▶ **Records to use**:
+++
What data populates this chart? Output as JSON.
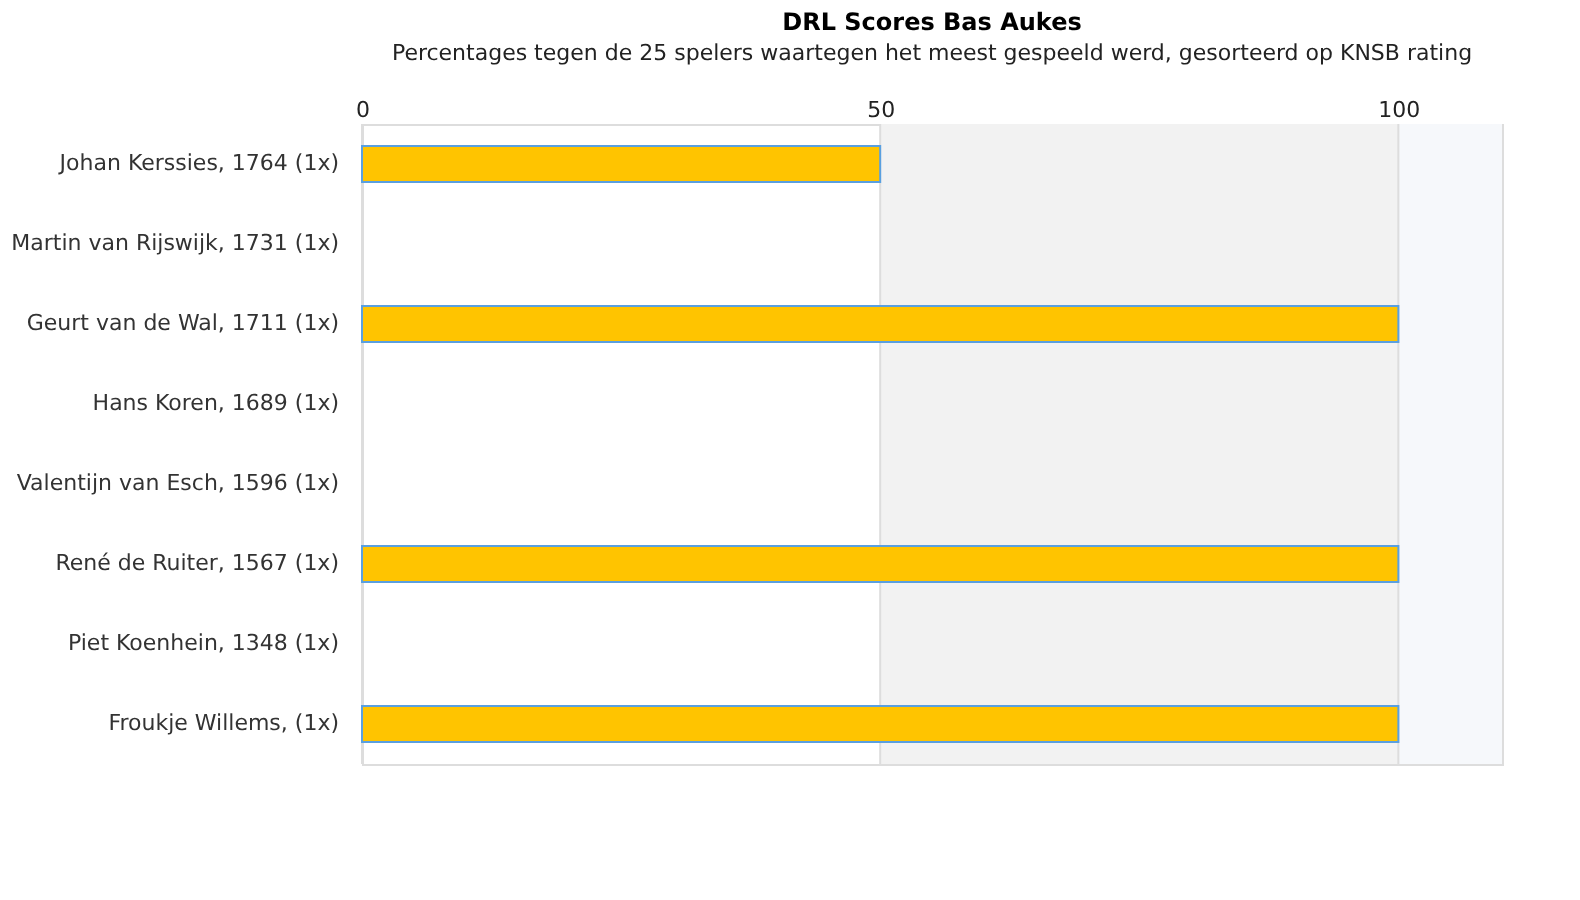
{
  "chart_data": {
    "type": "bar",
    "orientation": "horizontal",
    "title": "DRL Scores Bas Aukes",
    "subtitle": "Percentages tegen de 25 spelers waartegen het meest gespeeld werd, gesorteerd op KNSB rating",
    "categories": [
      "Johan Kerssies, 1764 (1x)",
      "Martin van Rijswijk, 1731 (1x)",
      "Geurt van de Wal, 1711 (1x)",
      "Hans Koren, 1689 (1x)",
      "Valentijn van Esch, 1596 (1x)",
      "René de Ruiter, 1567 (1x)",
      "Piet Koenhein, 1348 (1x)",
      "Froukje Willems,  (1x)"
    ],
    "series": [
      {
        "color": "#ffc400",
        "values": [
          50,
          0,
          100,
          0,
          0,
          100,
          0,
          100
        ]
      }
    ],
    "xlim": [
      0,
      110
    ],
    "xticks": [
      0,
      50,
      100
    ],
    "grid": "x",
    "bands": [
      {
        "axis": "x",
        "from": 50,
        "to": 100,
        "color": "#f2f2f2"
      },
      {
        "axis": "x",
        "from": 100,
        "to": 110,
        "color": "#f6f8fb"
      }
    ]
  }
}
+++
▶ **Do this**:
Quote the listing above in full, except for the pictures.

▶ **The result**:
What data populates this chart? Output as JSON.
{
  "chart_data": {
    "type": "bar",
    "orientation": "horizontal",
    "title": "DRL Scores Bas Aukes",
    "subtitle": "Percentages tegen de 25 spelers waartegen het meest gespeeld werd, gesorteerd op KNSB rating",
    "categories": [
      "Johan Kerssies, 1764 (1x)",
      "Martin van Rijswijk, 1731 (1x)",
      "Geurt van de Wal, 1711 (1x)",
      "Hans Koren, 1689 (1x)",
      "Valentijn van Esch, 1596 (1x)",
      "René de Ruiter, 1567 (1x)",
      "Piet Koenhein, 1348 (1x)",
      "Froukje Willems,  (1x)"
    ],
    "series": [
      {
        "color": "#ffc400",
        "values": [
          50,
          0,
          100,
          0,
          0,
          100,
          0,
          100
        ]
      }
    ],
    "xlim": [
      0,
      110
    ],
    "xticks": [
      0,
      50,
      100
    ],
    "grid": "x",
    "bands": [
      {
        "axis": "x",
        "from": 50,
        "to": 100,
        "color": "#f2f2f2"
      },
      {
        "axis": "x",
        "from": 100,
        "to": 110,
        "color": "#f6f8fb"
      }
    ]
  }
}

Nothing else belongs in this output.